[Start DATA SUPPLIED]

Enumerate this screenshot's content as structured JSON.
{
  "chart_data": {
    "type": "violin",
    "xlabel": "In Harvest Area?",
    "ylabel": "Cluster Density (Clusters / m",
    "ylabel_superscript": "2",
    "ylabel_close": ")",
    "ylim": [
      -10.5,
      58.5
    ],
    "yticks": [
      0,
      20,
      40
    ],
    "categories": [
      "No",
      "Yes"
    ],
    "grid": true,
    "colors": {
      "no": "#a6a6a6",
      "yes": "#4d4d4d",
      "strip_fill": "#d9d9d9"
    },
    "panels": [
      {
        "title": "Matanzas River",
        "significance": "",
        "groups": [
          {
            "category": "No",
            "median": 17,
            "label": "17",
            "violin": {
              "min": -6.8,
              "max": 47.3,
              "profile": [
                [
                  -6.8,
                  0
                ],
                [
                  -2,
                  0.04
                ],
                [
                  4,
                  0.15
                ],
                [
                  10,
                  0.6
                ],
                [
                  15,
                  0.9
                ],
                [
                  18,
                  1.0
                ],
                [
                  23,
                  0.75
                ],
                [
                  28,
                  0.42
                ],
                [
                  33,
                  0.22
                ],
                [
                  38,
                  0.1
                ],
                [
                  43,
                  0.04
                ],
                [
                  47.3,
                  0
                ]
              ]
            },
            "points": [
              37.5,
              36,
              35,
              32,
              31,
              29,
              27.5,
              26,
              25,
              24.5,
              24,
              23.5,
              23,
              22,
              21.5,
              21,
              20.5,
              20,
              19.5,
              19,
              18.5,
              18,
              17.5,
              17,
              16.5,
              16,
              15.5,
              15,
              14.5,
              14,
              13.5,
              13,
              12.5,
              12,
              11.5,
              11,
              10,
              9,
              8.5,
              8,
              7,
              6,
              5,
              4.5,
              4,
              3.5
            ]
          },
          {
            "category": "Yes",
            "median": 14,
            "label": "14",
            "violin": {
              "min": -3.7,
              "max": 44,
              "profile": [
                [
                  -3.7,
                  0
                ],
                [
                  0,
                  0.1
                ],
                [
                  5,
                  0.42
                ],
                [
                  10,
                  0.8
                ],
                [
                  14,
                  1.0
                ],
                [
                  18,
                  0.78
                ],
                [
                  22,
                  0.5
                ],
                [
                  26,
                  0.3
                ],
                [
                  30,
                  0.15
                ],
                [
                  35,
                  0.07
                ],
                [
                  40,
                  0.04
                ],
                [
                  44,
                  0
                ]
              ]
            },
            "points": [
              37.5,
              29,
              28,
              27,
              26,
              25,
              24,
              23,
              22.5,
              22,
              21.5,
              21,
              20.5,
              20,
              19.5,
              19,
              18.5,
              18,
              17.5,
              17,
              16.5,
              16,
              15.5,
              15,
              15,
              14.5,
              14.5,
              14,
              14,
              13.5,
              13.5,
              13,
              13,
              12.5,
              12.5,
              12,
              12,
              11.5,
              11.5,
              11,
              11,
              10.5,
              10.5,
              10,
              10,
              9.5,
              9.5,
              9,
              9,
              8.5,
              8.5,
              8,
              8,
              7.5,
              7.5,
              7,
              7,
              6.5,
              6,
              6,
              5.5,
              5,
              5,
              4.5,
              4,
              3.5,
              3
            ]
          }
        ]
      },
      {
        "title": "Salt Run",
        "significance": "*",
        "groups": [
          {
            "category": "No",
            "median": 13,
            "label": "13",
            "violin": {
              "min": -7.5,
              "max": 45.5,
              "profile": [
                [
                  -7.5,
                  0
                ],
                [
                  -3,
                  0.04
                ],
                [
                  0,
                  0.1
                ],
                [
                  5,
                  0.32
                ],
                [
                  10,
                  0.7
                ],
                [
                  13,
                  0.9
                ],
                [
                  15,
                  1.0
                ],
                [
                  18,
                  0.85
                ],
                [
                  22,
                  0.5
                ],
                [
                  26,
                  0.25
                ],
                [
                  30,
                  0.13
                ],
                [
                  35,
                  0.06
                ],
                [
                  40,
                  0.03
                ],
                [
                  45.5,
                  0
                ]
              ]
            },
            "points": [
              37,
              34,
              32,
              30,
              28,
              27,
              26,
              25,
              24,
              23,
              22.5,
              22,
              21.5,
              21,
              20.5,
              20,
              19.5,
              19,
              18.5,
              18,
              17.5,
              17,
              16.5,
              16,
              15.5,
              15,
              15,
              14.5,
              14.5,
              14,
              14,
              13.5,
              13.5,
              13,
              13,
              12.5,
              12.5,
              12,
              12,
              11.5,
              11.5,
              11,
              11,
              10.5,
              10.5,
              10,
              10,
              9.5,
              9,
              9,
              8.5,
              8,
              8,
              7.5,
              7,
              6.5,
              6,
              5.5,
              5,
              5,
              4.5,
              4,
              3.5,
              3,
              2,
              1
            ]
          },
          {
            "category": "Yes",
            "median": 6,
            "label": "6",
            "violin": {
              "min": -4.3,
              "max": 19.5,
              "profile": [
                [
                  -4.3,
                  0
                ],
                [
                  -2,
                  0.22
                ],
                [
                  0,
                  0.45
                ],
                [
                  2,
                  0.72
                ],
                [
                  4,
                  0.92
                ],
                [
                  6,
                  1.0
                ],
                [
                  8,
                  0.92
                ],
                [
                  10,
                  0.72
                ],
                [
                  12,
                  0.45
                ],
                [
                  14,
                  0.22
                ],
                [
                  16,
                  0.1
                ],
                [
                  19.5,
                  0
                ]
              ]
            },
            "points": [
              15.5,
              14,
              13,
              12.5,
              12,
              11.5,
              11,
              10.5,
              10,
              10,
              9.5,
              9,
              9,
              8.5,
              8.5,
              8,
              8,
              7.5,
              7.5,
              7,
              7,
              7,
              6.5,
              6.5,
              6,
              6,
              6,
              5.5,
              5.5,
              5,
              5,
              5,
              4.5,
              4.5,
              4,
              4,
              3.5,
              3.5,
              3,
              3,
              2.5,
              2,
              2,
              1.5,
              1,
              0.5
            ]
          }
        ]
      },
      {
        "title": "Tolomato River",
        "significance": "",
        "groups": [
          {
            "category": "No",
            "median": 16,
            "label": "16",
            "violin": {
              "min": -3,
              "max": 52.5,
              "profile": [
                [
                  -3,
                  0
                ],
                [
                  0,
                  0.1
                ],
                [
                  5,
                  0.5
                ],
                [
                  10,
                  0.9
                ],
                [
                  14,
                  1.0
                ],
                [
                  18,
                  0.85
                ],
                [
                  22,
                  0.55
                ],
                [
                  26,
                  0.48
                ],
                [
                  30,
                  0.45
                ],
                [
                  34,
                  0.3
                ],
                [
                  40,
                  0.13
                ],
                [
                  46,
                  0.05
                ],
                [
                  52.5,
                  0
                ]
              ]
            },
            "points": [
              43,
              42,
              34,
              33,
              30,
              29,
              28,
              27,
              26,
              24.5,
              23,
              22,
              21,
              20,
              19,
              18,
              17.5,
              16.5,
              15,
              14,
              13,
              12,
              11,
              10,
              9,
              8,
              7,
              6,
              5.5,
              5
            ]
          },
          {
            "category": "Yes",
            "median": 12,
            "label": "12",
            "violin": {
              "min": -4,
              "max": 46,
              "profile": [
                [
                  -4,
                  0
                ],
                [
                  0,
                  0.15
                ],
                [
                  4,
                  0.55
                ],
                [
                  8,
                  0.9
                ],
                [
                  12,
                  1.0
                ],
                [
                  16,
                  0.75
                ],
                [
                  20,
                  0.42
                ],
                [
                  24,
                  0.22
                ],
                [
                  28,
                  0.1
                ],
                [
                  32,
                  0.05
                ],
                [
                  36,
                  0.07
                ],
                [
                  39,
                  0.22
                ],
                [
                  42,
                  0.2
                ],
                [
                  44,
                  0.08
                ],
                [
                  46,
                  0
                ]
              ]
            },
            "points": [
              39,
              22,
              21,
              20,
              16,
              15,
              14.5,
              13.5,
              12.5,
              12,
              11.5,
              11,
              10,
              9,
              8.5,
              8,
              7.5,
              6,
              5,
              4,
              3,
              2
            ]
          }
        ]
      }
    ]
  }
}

[End DATA SUPPLIED]

▶ YOUR GOAL: Scan the lines for the string "title". Copy out each line that matches.

▶ OUTPUT OF THE TASK:
        "title": "Matanzas River",
        "title": "Salt Run",
        "title": "Tolomato River",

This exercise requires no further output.